### Records to process
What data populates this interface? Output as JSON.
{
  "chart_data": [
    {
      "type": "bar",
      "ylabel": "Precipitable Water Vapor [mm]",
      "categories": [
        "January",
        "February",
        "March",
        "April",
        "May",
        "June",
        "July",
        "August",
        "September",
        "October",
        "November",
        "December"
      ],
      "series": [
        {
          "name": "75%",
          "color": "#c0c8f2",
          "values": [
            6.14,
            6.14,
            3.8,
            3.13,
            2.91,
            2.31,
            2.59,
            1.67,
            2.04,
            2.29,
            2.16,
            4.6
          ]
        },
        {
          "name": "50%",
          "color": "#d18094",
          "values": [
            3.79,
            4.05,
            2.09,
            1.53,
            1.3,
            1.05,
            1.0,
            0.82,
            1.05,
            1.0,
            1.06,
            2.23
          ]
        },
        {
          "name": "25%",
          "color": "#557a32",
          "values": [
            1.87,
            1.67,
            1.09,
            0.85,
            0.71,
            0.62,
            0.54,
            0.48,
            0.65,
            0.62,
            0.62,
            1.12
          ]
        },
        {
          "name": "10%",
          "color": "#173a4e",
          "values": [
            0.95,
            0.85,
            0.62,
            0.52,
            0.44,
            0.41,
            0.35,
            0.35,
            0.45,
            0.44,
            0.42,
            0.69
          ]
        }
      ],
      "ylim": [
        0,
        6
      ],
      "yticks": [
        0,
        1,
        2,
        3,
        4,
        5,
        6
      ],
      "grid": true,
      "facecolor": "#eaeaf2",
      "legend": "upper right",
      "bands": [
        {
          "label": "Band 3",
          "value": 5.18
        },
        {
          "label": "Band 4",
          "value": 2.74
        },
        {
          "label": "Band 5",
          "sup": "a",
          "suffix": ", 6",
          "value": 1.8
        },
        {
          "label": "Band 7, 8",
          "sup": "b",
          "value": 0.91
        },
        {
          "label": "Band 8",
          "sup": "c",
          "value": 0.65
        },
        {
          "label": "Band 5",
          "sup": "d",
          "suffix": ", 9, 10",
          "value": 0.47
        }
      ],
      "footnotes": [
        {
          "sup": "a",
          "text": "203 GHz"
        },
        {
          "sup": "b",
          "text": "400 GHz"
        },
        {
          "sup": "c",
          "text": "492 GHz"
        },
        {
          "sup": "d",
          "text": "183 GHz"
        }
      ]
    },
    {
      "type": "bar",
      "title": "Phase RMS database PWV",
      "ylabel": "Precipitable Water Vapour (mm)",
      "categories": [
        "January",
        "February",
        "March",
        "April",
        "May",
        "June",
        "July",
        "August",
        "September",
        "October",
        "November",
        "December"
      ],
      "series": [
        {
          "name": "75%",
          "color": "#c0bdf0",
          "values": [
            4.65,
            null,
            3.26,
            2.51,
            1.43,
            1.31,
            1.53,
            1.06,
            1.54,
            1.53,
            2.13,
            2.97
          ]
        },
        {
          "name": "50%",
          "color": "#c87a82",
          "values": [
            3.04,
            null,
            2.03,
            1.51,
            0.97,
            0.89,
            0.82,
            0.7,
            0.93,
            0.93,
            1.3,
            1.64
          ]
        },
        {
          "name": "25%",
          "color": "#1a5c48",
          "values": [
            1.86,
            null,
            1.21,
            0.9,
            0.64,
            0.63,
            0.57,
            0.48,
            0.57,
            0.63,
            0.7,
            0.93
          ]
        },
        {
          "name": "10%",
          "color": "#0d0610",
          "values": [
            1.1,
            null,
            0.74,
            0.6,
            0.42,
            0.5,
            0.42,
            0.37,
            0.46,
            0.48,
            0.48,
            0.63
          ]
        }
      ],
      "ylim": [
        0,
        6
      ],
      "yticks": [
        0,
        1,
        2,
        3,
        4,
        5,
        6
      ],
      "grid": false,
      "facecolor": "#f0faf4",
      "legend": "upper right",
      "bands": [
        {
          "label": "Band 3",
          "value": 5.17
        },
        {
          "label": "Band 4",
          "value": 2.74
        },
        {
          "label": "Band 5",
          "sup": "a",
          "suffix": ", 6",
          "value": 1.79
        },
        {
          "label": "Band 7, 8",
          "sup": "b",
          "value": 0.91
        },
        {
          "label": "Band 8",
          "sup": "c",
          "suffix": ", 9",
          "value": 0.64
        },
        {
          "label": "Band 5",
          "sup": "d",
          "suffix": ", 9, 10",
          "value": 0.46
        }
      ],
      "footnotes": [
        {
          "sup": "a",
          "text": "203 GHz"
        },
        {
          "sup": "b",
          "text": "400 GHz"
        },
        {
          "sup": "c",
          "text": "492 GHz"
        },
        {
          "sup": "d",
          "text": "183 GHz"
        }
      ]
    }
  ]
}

### Exercise
Quote all the records. Keep every word exact.

### Expected answer
What data populates this interface? Output as JSON.
{
  "chart_data": [
    {
      "type": "bar",
      "ylabel": "Precipitable Water Vapor [mm]",
      "categories": [
        "January",
        "February",
        "March",
        "April",
        "May",
        "June",
        "July",
        "August",
        "September",
        "October",
        "November",
        "December"
      ],
      "series": [
        {
          "name": "75%",
          "color": "#c0c8f2",
          "values": [
            6.14,
            6.14,
            3.8,
            3.13,
            2.91,
            2.31,
            2.59,
            1.67,
            2.04,
            2.29,
            2.16,
            4.6
          ]
        },
        {
          "name": "50%",
          "color": "#d18094",
          "values": [
            3.79,
            4.05,
            2.09,
            1.53,
            1.3,
            1.05,
            1.0,
            0.82,
            1.05,
            1.0,
            1.06,
            2.23
          ]
        },
        {
          "name": "25%",
          "color": "#557a32",
          "values": [
            1.87,
            1.67,
            1.09,
            0.85,
            0.71,
            0.62,
            0.54,
            0.48,
            0.65,
            0.62,
            0.62,
            1.12
          ]
        },
        {
          "name": "10%",
          "color": "#173a4e",
          "values": [
            0.95,
            0.85,
            0.62,
            0.52,
            0.44,
            0.41,
            0.35,
            0.35,
            0.45,
            0.44,
            0.42,
            0.69
          ]
        }
      ],
      "ylim": [
        0,
        6
      ],
      "yticks": [
        0,
        1,
        2,
        3,
        4,
        5,
        6
      ],
      "grid": true,
      "facecolor": "#eaeaf2",
      "legend": "upper right",
      "bands": [
        {
          "label": "Band 3",
          "value": 5.18
        },
        {
          "label": "Band 4",
          "value": 2.74
        },
        {
          "label": "Band 5",
          "sup": "a",
          "suffix": ", 6",
          "value": 1.8
        },
        {
          "label": "Band 7, 8",
          "sup": "b",
          "value": 0.91
        },
        {
          "label": "Band 8",
          "sup": "c",
          "value": 0.65
        },
        {
          "label": "Band 5",
          "sup": "d",
          "suffix": ", 9, 10",
          "value": 0.47
        }
      ],
      "footnotes": [
        {
          "sup": "a",
          "text": "203 GHz"
        },
        {
          "sup": "b",
          "text": "400 GHz"
        },
        {
          "sup": "c",
          "text": "492 GHz"
        },
        {
          "sup": "d",
          "text": "183 GHz"
        }
      ]
    },
    {
      "type": "bar",
      "title": "Phase RMS database PWV",
      "ylabel": "Precipitable Water Vapour (mm)",
      "categories": [
        "January",
        "February",
        "March",
        "April",
        "May",
        "June",
        "July",
        "August",
        "September",
        "October",
        "November",
        "December"
      ],
      "series": [
        {
          "name": "75%",
          "color": "#c0bdf0",
          "values": [
            4.65,
            null,
            3.26,
            2.51,
            1.43,
            1.31,
            1.53,
            1.06,
            1.54,
            1.53,
            2.13,
            2.97
          ]
        },
        {
          "name": "50%",
          "color": "#c87a82",
          "values": [
            3.04,
            null,
            2.03,
            1.51,
            0.97,
            0.89,
            0.82,
            0.7,
            0.93,
            0.93,
            1.3,
            1.64
          ]
        },
        {
          "name": "25%",
          "color": "#1a5c48",
          "values": [
            1.86,
            null,
            1.21,
            0.9,
            0.64,
            0.63,
            0.57,
            0.48,
            0.57,
            0.63,
            0.7,
            0.93
          ]
        },
        {
          "name": "10%",
          "color": "#0d0610",
          "values": [
            1.1,
            null,
            0.74,
            0.6,
            0.42,
            0.5,
            0.42,
            0.37,
            0.46,
            0.48,
            0.48,
            0.63
          ]
        }
      ],
      "ylim": [
        0,
        6
      ],
      "yticks": [
        0,
        1,
        2,
        3,
        4,
        5,
        6
      ],
      "grid": false,
      "facecolor": "#f0faf4",
      "legend": "upper right",
      "bands": [
        {
          "label": "Band 3",
          "value": 5.17
        },
        {
          "label": "Band 4",
          "value": 2.74
        },
        {
          "label": "Band 5",
          "sup": "a",
          "suffix": ", 6",
          "value": 1.79
        },
        {
          "label": "Band 7, 8",
          "sup": "b",
          "value": 0.91
        },
        {
          "label": "Band 8",
          "sup": "c",
          "suffix": ", 9",
          "value": 0.64
        },
        {
          "label": "Band 5",
          "sup": "d",
          "suffix": ", 9, 10",
          "value": 0.46
        }
      ],
      "footnotes": [
        {
          "sup": "a",
          "text": "203 GHz"
        },
        {
          "sup": "b",
          "text": "400 GHz"
        },
        {
          "sup": "c",
          "text": "492 GHz"
        },
        {
          "sup": "d",
          "text": "183 GHz"
        }
      ]
    }
  ]
}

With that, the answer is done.